Learning Styles are Life Styles
by Barbara Prashnig
06.06.2016
How you learn is how you live
From our investigation into style differences in the areas of learning, teaching, working, stress management, communication and partner choice, it is already more than obvious that the way we do things doesn’t end here - style differences go far beyond that. It is appropriate to say that learning and working styles are not only that - they are really life styles.
The main differences are these basic ones: analytic, holistic and flexible overall styles. No matter how well you play roles in your professional environment, when you go home you either slip into another role and act out another style, or, most of the time, you revert back to your true style. It is easy to imagine how (when not understood and appreciated) these style differences cause problems on a daily basis, not only in the workplace, but also between partners and among family members.
Just consider this:
Are you a person who needs lots of stimulation you get by creating dramas at home, by causing disruptions with people at work or by pursuing somewhat dangerous hobbies?
Or are you the type who doesn’t like to socialise very much, enjoys sitting quietly at home reading, a good book and gets stressed out at work when no one else does?
Style differences based on left/right brain processing (manifesting themselves as analytic/holistic style features) deeply affect even seemingly unimportant aspects of our daily lives.
The following examples describe extreme styles but are not unusual and you might even know people who are like these:
> Cooking:
Analytics usually need a cook book and follow recipes very diligently, they only start cooking when all the necessary ingredients available and everything is prepared; they are not very creative but reliable cooks.
Holistics don’t like to follow recipes, usually throw together something with ingredients they happen to have available, create new dishes, unable to repeat the same dish twice but they are very creative cooks.
> Squeezing the toothpaste tube:
Analytics always squeeze it from the end, if possible, roll it up, close the cap.
Holistics always make a mess, squeeze it from the middle, never roll it up and can’t be bothered to put the cap on which drives true analytics crazy.
> Going Shopping:
Analytics make shopping lists, plan every purchase and spend their money - even if they have lots of it - very wisely and hardly ever on unnecessary items.

## Direction A
Which three basic overall styles does the learning styles article name?
## Direction B
Please print everything in the learning styles article from "Style differences based" down to "but reliable cooks.".

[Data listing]
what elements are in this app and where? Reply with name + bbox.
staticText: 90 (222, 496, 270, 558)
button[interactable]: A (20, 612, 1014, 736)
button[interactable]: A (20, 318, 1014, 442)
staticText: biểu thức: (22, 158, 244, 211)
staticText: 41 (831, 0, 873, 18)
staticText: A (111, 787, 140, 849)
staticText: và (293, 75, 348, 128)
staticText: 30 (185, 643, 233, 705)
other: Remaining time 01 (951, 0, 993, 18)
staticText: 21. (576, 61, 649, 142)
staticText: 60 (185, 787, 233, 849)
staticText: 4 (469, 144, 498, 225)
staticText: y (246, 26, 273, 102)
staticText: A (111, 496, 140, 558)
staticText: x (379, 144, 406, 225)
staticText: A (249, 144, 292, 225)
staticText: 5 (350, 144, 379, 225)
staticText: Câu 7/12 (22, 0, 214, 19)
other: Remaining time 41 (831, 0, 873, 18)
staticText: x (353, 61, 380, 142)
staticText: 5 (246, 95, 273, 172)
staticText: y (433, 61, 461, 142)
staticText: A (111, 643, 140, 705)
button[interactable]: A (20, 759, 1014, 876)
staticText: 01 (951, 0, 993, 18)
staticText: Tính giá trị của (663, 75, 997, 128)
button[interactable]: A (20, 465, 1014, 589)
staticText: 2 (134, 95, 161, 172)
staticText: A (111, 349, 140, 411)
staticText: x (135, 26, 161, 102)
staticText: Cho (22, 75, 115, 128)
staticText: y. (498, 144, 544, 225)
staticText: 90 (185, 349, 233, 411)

## Worked answer A
Analytic, holistic and flexible.

## Worked answer B
Style differences based on left/right brain processing (manifesting themselves as analytic/holistic style features) deeply affect even seemingly unimportant aspects of our daily lives.
The following examples describe extreme styles but are not unusual and you might even know people who are like these:
> Cooking:
Analytics usually need a cook book and follow recipes very diligently, they only start cooking when all the necessary ingredients available and everything is prepared; they are not very creative but reliable cooks.